---------- Excerpt to read ----------
The strengths of this study include its large sample size and national representativeness, which makes our findings generalizable to the US adult population. Because of known sex differences in disease prevalence and food intake patterns [47, 48], we also stratified our results to better understand sex differences in our outcomes of interest. Importantly, we tied the concept of variety to the DGA vegetable subgroups, which may be more relevant to health than other types of variety measures [49].

Several limitations also warrant mention. Foremost, this study did not include repeated measures of dietary exposure. Although a single dietary recall is representative of usual intake at the group level, it is not a reliable estimate of usual intake at the individual level [17], so mis-categorization of vegetable consumption patterns cannot be ruled out. Relatedly, although the DGA 2015–2020 vegetable variety recommendations are provided in weekly units (i.e., cup-equivalents per week), we converted these to daily units to be consistent with how WWEIA data are reported. This may have resulted in an underestimate of vegetable variety scores because individuals likely consume greater variety over the course of a week than a single day, which could also have led to mis-categorization. However, we do not expect that this led to bias in our estimates because there is no indication that this differentially affected the variety scores between individuals with different cardiometabolic disease status. Self-reported dietary data are subject to measurement error, and individuals may over-report consumption of perceived healthy foods like vegetables; yet self-reported data are nonetheless useful for comparing dietary patterns between groups [50]. The cross-sectional design of this study precludes any determination of a causal relationship between vegetable intake patterns and prevalent cardiometabolic disease. Indeed, it is plausible that individuals who were told by their physician that they had cardiometabolic disease subsequently increased their vegetable intake. Yet if disease diagnosis stimulated healthful dietary change, we might expect to observe that individuals with prevalent disease had greater intake of vegetables compared to their disease-free counterparts; but this was not observed in the present study. Nonetheless, we cannot make causal inference from these data, and longitudinal studies are needed to determine a causal relationship between vegetable intake patterns and disease incidence. Additional large-scale longitudinal studies with repeated measures of dietary exposure, with disease cases adjudicated by trained health professionals, are needed to address the relationship between vegetable variety and risk of cardiometabolic disease incidence and mortality.
---------- Input data ----------
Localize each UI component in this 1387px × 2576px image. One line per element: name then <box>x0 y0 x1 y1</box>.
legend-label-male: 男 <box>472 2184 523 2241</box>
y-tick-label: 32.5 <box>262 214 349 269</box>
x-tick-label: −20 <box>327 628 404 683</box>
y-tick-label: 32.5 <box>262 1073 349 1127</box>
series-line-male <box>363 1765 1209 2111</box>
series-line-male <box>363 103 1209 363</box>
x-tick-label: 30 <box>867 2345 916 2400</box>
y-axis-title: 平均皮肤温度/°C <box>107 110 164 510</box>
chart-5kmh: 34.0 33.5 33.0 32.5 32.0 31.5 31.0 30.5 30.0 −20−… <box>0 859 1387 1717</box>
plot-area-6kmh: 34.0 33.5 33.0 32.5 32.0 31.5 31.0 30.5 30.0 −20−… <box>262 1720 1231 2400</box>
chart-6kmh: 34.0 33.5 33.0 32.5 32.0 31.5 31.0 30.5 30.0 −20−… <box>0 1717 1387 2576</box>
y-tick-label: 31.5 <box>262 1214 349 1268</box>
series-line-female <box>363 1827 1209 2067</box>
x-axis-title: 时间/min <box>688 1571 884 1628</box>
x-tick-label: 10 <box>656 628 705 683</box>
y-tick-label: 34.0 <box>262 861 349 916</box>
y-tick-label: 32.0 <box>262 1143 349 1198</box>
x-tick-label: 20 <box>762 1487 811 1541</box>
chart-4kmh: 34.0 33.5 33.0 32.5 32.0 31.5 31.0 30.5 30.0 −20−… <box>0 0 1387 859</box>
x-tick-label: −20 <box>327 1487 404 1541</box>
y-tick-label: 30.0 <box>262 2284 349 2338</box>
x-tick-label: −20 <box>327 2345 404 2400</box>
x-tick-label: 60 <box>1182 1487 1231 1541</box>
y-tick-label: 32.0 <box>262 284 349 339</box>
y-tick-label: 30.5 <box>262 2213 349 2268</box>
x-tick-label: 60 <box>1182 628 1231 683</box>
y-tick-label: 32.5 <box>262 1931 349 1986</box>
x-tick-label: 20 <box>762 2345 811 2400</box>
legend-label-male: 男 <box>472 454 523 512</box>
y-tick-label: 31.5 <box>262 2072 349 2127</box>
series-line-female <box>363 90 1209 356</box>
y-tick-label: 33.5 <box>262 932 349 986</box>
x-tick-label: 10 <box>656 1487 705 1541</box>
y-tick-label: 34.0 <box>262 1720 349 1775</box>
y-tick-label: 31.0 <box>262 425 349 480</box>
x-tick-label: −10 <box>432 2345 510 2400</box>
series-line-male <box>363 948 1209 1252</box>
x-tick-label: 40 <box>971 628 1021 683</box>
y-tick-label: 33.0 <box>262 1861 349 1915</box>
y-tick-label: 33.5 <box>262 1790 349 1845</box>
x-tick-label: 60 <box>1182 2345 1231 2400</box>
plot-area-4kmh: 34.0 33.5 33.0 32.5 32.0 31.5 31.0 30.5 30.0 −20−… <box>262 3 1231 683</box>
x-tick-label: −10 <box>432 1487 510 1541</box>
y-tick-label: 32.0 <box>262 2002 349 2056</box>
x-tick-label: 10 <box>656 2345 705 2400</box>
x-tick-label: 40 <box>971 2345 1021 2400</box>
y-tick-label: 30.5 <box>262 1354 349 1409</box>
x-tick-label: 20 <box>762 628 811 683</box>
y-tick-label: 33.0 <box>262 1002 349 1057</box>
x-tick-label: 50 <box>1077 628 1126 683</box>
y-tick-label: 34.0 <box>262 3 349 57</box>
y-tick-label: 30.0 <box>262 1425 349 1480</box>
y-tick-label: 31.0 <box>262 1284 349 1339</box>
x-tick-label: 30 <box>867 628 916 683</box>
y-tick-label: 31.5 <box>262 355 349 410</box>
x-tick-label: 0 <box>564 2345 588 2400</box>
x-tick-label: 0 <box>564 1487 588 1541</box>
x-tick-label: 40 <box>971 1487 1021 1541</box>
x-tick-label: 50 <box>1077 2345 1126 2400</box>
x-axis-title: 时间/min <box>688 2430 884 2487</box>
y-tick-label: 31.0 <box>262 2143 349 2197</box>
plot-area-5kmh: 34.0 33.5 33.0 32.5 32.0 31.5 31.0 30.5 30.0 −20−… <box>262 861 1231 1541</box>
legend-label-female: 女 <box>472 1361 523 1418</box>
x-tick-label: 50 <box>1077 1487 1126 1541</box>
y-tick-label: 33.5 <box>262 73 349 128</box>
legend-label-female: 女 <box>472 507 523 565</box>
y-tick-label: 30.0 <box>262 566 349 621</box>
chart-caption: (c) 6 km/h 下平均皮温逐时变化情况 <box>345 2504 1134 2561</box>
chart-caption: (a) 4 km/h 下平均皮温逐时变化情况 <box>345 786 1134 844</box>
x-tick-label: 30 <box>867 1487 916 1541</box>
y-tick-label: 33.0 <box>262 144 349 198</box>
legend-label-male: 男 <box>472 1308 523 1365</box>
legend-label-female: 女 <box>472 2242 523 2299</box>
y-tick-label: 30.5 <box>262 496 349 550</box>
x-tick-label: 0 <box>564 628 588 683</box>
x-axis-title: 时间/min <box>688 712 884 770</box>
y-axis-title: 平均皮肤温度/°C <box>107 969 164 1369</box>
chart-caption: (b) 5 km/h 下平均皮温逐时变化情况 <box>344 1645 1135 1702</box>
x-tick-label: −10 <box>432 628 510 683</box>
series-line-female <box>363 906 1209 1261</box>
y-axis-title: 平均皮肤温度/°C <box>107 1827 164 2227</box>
----------
• [Exercise requirements]
**A.** Answer these questions from the passage on the vegetable study's strengths and limitations, one line each:
(i) What did the authors cite as the reason for stratifying their results by sex?
(ii) In what units are the DGA 2015–2020 vegetable variety recommendations provided?
(iii) Which feature of the study rules out determining a causal relationship between vegetable intake patterns and prevalent cardiometabolic disease?
**B.** Quote the passage on the vegetable study's strengths and limitations between "The strengths of" and "variety measures [49].", inclusive.
**C.** Extend the passage on the vegetable study's strengths and limitations beyond its final sentence.

• [Written responses]
**A.**
(i) Known sex differences in disease prevalence and food intake patterns.
(ii) Weekly units (cup-equivalents per week).
(iii) Its cross-sectional design.

**B.**
The strengths of this study include its large sample size and national representativeness, which makes our findings generalizable to the US adult population. Because of known sex differences in disease prevalence and food intake patterns [47, 48], we also stratified our results to better understand sex differences in our outcomes of interest. Importantly, we tied the concept of variety to the DGA vegetable subgroups, which may be more relevant to health than other types of variety measures [49].

**C.**
Conclusion

This is the first study, to the best of our knowledge, to measure the association between DGA-recommended vegetable variety and amount and prevalent cardiometabolic disease subtypes. Vegetable variety and amount were inversely associated with prevalent coronary heart disease among our sample of nearly 40 thousand US adults over a 16-year period. Vegetable variety was strongly associated with vegetable amount, likely mediated by reduced habituation and increased liking. Vegetable variety was also strongly associated with domestic partner status and smoking status, which adds further support for the health-promoting effects of social contact, and highlights the additional unhealthy lifestyle behaviors associated with smoking. Vegetables are rich in key bioactive components that are associated with positive health outcomes. Increasing vegetable variety is still an important message for the public, and clinicians should continue to encourage both increased vegetable variety and amount.